◆ **YOUR INSTRUCTIONS**
Reproduce all of the listing below without alteration.

◆ **MATERIAL TO PROCESS**
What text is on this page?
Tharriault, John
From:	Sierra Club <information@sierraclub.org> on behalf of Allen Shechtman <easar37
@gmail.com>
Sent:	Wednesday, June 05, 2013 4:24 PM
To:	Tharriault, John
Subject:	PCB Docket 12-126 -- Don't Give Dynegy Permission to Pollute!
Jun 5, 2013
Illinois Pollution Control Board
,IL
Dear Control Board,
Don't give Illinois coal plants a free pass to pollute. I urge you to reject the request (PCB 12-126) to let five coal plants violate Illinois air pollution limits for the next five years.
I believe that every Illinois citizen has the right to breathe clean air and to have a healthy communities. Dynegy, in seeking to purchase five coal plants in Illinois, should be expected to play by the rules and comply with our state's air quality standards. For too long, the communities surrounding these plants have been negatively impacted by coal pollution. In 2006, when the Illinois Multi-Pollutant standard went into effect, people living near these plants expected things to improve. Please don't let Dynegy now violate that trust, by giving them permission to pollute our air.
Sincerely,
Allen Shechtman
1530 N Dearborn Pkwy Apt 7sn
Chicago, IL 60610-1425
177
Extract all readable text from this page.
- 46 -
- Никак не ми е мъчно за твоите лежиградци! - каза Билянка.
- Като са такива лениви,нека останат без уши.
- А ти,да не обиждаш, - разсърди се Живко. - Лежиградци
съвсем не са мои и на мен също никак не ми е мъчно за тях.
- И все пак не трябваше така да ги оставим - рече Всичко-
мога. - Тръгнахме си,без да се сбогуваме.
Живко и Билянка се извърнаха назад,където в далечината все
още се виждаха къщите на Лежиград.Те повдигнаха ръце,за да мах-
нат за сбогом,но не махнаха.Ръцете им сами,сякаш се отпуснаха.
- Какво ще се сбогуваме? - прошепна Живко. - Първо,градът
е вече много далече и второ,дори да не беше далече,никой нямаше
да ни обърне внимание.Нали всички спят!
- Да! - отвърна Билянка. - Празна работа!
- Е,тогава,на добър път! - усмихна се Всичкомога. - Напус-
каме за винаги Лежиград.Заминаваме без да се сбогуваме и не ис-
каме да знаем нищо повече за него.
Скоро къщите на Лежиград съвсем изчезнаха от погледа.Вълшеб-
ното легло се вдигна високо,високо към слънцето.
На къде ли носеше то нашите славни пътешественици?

◆ **REPLY**
What text is on this page?
Tharriault, John
From:	Sierra Club <information@sierraclub.org> on behalf of Allen Shechtman <easar37
@gmail.com>
Sent:	Wednesday, June 05, 2013 4:24 PM
To:	Tharriault, John
Subject:	PCB Docket 12-126 -- Don't Give Dynegy Permission to Pollute!
Jun 5, 2013
Illinois Pollution Control Board
,IL
Dear Control Board,
Don't give Illinois coal plants a free pass to pollute. I urge you to reject the request (PCB 12-126) to let five coal plants violate Illinois air pollution limits for the next five years.
I believe that every Illinois citizen has the right to breathe clean air and to have a healthy communities. Dynegy, in seeking to purchase five coal plants in Illinois, should be expected to play by the rules and comply with our state's air quality standards. For too long, the communities surrounding these plants have been negatively impacted by coal pollution. In 2006, when the Illinois Multi-Pollutant standard went into effect, people living near these plants expected things to improve. Please don't let Dynegy now violate that trust, by giving them permission to pollute our air.
Sincerely,
Allen Shechtman
1530 N Dearborn Pkwy Apt 7sn
Chicago, IL 60610-1425
177
Extract all readable text from this page.
- 46 -
- Никак не ми е мъчно за твоите лежиградци! - каза Билянка.
- Като са такива лениви,нека останат без уши.
- А ти,да не обиждаш, - разсърди се Живко. - Лежиградци
съвсем не са мои и на мен също никак не ми е мъчно за тях.
- И все пак не трябваше така да ги оставим - рече Всичко-
мога. - Тръгнахме си,без да се сбогуваме.
Живко и Билянка се извърнаха назад,където в далечината все
още се виждаха къщите на Лежиград.Те повдигнаха ръце,за да мах-
нат за сбогом,но не махнаха.Ръцете им сами,сякаш се отпуснаха.
- Какво ще се сбогуваме? - прошепна Живко. - Първо,градът
е вече много далече и второ,дори да не беше далече,никой нямаше
да ни обърне внимание.Нали всички спят!
- Да! - отвърна Билянка. - Празна работа!
- Е,тогава,на добър път! - усмихна се Всичкомога. - Напус-
каме за винаги Лежиград.Заминаваме без да се сбогуваме и не ис-
каме да знаем нищо повече за него.
Скоро къщите на Лежиград съвсем изчезнаха от погледа.Вълшеб-
ното легло се вдигна високо,високо към слънцето.
На къде ли носеше то нашите славни пътешественици?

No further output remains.